>> Start Supplied records
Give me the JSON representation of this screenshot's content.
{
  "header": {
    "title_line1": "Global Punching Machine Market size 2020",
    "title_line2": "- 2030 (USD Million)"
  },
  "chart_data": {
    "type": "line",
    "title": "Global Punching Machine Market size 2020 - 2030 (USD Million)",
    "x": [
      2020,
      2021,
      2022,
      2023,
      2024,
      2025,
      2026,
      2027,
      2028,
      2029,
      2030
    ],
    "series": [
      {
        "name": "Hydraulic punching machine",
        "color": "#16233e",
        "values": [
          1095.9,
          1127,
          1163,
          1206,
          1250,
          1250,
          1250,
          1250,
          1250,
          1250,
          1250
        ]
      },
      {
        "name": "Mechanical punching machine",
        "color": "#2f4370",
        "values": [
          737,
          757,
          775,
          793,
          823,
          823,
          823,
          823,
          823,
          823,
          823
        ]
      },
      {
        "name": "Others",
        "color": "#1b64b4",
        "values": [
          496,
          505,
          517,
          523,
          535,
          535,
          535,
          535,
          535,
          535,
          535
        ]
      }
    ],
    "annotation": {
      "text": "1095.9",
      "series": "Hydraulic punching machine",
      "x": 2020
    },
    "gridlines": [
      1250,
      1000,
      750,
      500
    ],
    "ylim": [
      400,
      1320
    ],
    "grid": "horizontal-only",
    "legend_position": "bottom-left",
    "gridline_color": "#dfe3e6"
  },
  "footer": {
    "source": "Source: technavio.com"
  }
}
>> End Supplied records
Given exercise:
Count every line in the entries above where the word "Market" appears; respond with the number alone.

Solution below:
2